## YOUR OBJECTIVE
Show each line from the listing that includes the word "spinal".

## MATERIAL FOR THIS TASK
+---+

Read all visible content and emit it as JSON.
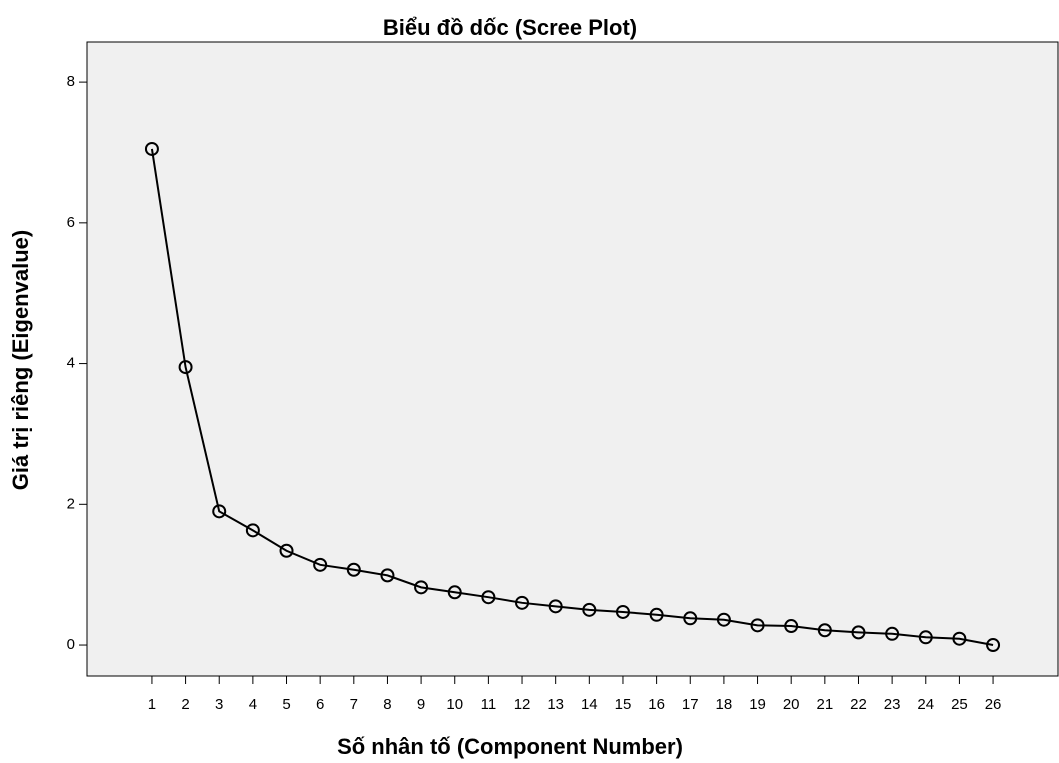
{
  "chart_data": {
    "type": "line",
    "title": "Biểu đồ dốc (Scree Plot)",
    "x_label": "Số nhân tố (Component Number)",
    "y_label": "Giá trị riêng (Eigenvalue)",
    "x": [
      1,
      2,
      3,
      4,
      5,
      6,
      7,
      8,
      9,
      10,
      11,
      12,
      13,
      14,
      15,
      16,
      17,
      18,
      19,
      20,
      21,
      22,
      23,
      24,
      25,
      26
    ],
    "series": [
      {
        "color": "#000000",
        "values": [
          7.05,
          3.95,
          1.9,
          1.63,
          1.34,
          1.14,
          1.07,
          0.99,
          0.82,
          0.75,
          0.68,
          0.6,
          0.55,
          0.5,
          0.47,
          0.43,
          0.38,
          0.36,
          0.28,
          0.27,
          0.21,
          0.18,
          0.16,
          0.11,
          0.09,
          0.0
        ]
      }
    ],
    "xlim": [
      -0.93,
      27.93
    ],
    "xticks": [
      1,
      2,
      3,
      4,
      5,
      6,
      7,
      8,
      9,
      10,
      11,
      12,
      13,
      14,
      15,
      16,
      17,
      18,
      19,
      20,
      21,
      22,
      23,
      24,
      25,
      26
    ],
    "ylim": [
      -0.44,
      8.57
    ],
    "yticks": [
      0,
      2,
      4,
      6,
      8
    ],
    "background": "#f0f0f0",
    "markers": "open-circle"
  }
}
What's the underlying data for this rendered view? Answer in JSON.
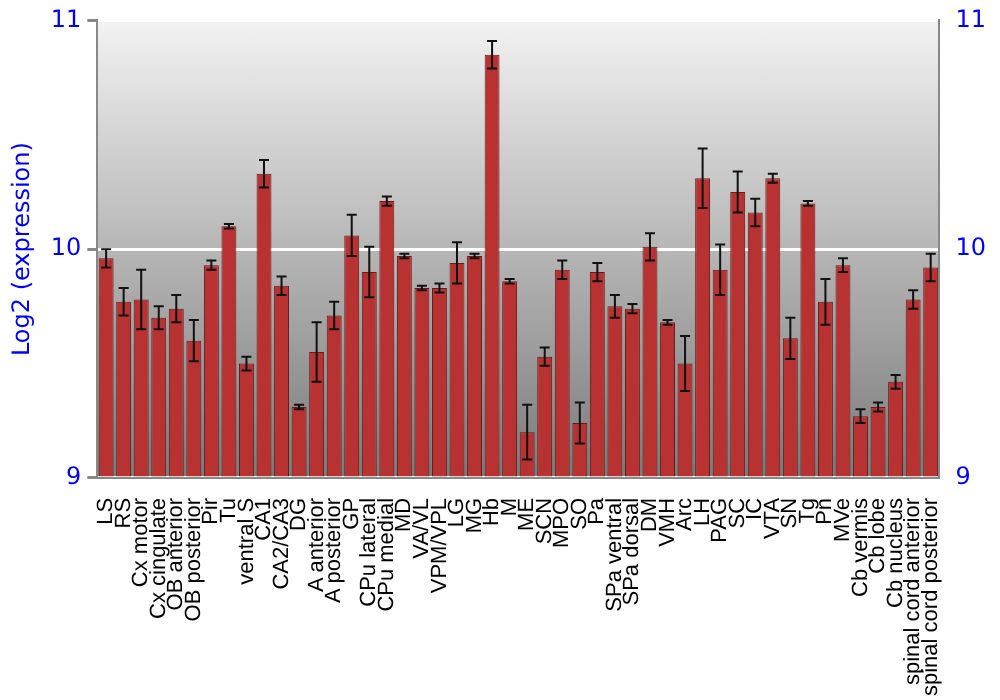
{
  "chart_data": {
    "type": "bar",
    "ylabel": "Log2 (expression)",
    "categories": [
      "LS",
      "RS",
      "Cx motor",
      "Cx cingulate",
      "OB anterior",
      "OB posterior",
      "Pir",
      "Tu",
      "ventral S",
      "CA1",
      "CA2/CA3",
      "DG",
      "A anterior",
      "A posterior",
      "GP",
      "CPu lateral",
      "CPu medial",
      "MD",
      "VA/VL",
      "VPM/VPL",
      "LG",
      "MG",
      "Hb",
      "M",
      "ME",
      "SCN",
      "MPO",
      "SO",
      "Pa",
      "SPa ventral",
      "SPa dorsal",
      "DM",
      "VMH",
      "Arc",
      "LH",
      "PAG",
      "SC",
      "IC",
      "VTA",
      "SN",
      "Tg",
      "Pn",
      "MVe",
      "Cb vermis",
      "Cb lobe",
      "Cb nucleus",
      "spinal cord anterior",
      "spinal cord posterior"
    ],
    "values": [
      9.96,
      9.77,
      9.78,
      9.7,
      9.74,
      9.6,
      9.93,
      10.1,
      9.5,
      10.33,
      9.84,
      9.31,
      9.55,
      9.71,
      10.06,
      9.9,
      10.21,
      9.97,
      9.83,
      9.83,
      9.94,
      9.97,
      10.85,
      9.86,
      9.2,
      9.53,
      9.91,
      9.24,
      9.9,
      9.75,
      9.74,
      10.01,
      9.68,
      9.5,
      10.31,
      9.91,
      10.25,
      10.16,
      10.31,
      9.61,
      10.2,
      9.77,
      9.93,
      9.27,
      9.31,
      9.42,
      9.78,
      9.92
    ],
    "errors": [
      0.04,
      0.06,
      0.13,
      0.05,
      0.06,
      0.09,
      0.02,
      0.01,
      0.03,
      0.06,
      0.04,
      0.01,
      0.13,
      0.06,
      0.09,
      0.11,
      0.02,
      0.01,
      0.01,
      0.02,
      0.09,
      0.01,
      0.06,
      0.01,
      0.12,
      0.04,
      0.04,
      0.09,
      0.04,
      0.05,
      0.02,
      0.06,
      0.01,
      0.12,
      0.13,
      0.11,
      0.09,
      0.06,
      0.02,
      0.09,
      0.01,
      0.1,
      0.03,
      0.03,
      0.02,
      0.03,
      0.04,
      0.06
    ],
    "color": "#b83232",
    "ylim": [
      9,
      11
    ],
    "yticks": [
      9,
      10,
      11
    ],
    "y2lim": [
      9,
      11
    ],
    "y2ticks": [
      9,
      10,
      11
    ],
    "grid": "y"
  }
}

+---+

## OUTPUT OF THE EXERCISE
      "spinal cord anterior",
      "spinal cord posterior"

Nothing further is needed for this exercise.